**Work required**: Find the string "color" and gather every line that holds it.

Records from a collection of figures
_ _ _ _
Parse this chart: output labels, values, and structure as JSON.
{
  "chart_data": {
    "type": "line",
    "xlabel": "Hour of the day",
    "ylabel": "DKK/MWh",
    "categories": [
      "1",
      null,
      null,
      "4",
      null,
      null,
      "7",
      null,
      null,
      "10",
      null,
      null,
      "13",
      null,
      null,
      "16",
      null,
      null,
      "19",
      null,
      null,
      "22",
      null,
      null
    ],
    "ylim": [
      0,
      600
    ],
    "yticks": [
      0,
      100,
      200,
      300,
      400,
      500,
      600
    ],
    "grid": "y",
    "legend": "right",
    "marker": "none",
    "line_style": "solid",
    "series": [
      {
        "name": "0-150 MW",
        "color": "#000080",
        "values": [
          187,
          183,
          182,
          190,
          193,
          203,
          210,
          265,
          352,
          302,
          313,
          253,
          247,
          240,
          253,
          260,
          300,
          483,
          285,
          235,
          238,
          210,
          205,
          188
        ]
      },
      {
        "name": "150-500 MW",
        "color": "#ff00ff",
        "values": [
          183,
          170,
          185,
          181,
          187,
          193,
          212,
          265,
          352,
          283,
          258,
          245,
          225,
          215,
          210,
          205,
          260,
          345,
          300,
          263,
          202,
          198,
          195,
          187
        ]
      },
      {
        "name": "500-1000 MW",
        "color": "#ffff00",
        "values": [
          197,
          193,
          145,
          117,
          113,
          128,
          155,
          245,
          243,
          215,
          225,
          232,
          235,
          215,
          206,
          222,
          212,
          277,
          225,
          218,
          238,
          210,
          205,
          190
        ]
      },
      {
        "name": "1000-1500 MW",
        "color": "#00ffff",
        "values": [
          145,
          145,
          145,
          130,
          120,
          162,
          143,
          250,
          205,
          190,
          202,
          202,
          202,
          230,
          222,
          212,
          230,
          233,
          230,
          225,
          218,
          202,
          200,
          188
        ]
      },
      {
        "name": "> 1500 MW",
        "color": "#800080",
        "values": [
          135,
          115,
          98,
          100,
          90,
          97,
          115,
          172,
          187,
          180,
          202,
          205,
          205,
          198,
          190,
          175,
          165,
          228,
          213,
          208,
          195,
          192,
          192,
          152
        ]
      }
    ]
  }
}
_ _ _ _
**Answer for this exercise**:
        "color": "#000080",
        "color": "#ff00ff",
        "color": "#ffff00",
        "color": "#00ffff",
        "color": "#800080",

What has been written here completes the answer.